[Stored records]
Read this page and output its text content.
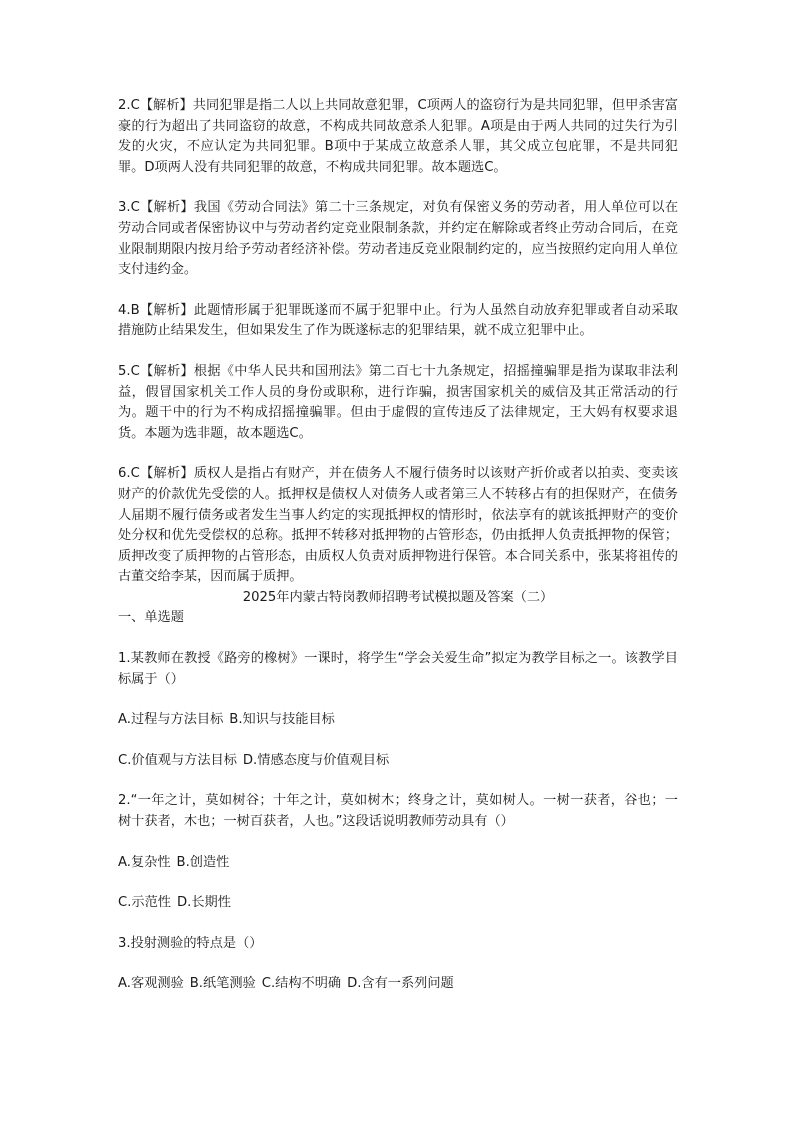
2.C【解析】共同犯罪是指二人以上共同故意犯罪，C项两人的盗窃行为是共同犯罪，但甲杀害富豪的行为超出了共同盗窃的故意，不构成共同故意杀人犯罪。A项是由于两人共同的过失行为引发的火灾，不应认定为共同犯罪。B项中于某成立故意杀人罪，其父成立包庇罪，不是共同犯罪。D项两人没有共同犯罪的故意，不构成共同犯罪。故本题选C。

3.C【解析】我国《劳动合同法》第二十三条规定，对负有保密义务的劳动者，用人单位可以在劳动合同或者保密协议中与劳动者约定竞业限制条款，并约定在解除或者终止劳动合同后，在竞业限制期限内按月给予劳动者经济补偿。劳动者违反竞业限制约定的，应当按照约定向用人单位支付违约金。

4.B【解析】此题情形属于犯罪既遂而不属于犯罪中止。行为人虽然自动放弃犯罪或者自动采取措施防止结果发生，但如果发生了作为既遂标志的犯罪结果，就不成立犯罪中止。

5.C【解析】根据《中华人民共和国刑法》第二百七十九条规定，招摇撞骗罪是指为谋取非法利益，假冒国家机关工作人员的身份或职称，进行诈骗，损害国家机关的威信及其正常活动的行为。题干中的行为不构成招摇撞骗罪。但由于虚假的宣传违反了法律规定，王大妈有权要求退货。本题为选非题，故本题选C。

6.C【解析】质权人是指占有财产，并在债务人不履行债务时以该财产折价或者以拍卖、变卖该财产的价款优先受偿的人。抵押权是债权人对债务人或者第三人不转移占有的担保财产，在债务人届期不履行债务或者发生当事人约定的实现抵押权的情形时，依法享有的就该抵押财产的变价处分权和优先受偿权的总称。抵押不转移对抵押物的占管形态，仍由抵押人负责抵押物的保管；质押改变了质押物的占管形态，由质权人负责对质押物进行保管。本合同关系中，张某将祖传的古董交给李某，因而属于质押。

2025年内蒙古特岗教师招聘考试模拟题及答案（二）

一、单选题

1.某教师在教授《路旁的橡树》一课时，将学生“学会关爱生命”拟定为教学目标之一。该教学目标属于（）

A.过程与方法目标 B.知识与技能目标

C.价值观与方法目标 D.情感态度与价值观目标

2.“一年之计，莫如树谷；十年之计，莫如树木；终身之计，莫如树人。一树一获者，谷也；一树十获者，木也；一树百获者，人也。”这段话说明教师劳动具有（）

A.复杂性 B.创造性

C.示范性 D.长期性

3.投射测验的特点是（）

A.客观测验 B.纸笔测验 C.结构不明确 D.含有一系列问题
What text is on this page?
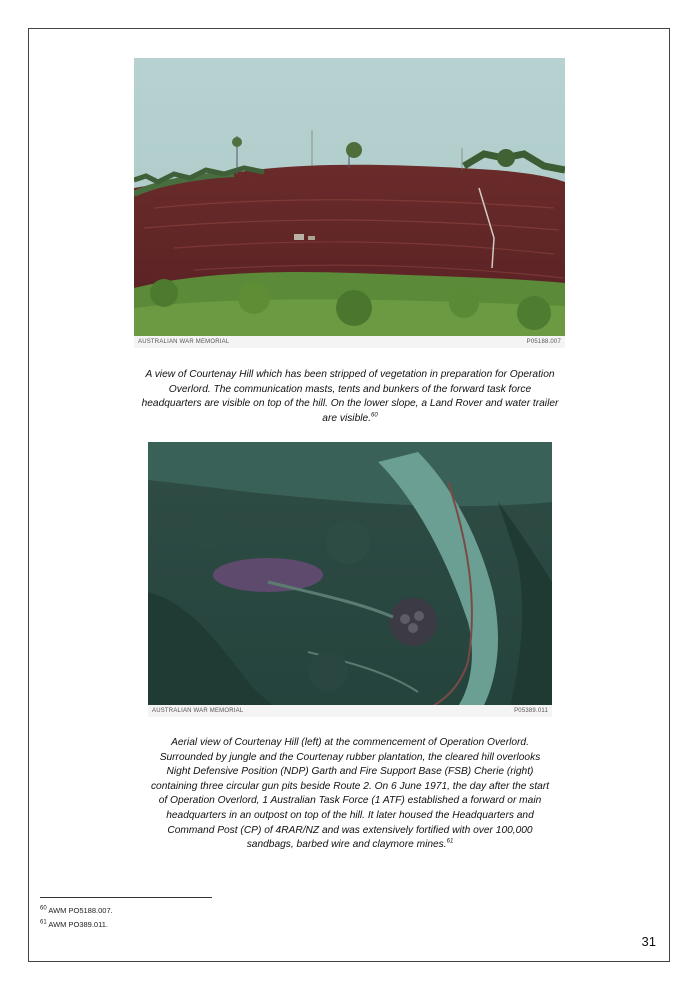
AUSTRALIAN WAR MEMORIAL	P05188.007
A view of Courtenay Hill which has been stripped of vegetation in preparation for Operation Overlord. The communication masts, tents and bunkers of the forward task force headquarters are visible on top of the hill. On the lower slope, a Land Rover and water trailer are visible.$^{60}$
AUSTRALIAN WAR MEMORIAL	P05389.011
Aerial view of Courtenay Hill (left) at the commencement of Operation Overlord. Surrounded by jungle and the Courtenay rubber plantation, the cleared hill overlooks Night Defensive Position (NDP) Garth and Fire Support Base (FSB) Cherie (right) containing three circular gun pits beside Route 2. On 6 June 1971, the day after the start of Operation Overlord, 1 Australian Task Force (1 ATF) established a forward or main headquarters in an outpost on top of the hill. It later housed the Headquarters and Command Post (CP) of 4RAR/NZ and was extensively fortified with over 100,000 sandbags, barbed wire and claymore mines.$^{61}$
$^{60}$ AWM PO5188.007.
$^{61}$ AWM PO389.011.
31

Requirements => Reproduce the data word for word, excluding its pictures.

Answer below =>
Read this page and output its text content.
2.C【解析】共同犯罪是指二人以上共同故意犯罪，C项两人的盗窃行为是共同犯罪，但甲杀害富豪的行为超出了共同盗窃的故意，不构成共同故意杀人犯罪。A项是由于两人共同的过失行为引发的火灾，不应认定为共同犯罪。B项中于某成立故意杀人罪，其父成立包庇罪，不是共同犯罪。D项两人没有共同犯罪的故意，不构成共同犯罪。故本题选C。

3.C【解析】我国《劳动合同法》第二十三条规定，对负有保密义务的劳动者，用人单位可以在劳动合同或者保密协议中与劳动者约定竞业限制条款，并约定在解除或者终止劳动合同后，在竞业限制期限内按月给予劳动者经济补偿。劳动者违反竞业限制约定的，应当按照约定向用人单位支付违约金。

4.B【解析】此题情形属于犯罪既遂而不属于犯罪中止。行为人虽然自动放弃犯罪或者自动采取措施防止结果发生，但如果发生了作为既遂标志的犯罪结果，就不成立犯罪中止。

5.C【解析】根据《中华人民共和国刑法》第二百七十九条规定，招摇撞骗罪是指为谋取非法利益，假冒国家机关工作人员的身份或职称，进行诈骗，损害国家机关的威信及其正常活动的行为。题干中的行为不构成招摇撞骗罪。但由于虚假的宣传违反了法律规定，王大妈有权要求退货。本题为选非题，故本题选C。

6.C【解析】质权人是指占有财产，并在债务人不履行债务时以该财产折价或者以拍卖、变卖该财产的价款优先受偿的人。抵押权是债权人对债务人或者第三人不转移占有的担保财产，在债务人届期不履行债务或者发生当事人约定的实现抵押权的情形时，依法享有的就该抵押财产的变价处分权和优先受偿权的总称。抵押不转移对抵押物的占管形态，仍由抵押人负责抵押物的保管；质押改变了质押物的占管形态，由质权人负责对质押物进行保管。本合同关系中，张某将祖传的古董交给李某，因而属于质押。

2025年内蒙古特岗教师招聘考试模拟题及答案（二）

一、单选题

1.某教师在教授《路旁的橡树》一课时，将学生“学会关爱生命”拟定为教学目标之一。该教学目标属于（）

A.过程与方法目标 B.知识与技能目标

C.价值观与方法目标 D.情感态度与价值观目标

2.“一年之计，莫如树谷；十年之计，莫如树木；终身之计，莫如树人。一树一获者，谷也；一树十获者，木也；一树百获者，人也。”这段话说明教师劳动具有（）

A.复杂性 B.创造性

C.示范性 D.长期性

3.投射测验的特点是（）

A.客观测验 B.纸笔测验 C.结构不明确 D.含有一系列问题
What text is on this page?
AUSTRALIAN WAR MEMORIAL	P05188.007
A view of Courtenay Hill which has been stripped of vegetation in preparation for Operation Overlord. The communication masts, tents and bunkers of the forward task force headquarters are visible on top of the hill. On the lower slope, a Land Rover and water trailer are visible.$^{60}$
AUSTRALIAN WAR MEMORIAL	P05389.011
Aerial view of Courtenay Hill (left) at the commencement of Operation Overlord. Surrounded by jungle and the Courtenay rubber plantation, the cleared hill overlooks Night Defensive Position (NDP) Garth and Fire Support Base (FSB) Cherie (right) containing three circular gun pits beside Route 2. On 6 June 1971, the day after the start of Operation Overlord, 1 Australian Task Force (1 ATF) established a forward or main headquarters in an outpost on top of the hill. It later housed the Headquarters and Command Post (CP) of 4RAR/NZ and was extensively fortified with over 100,000 sandbags, barbed wire and claymore mines.$^{61}$
$^{60}$ AWM PO5188.007.
$^{61}$ AWM PO389.011.
31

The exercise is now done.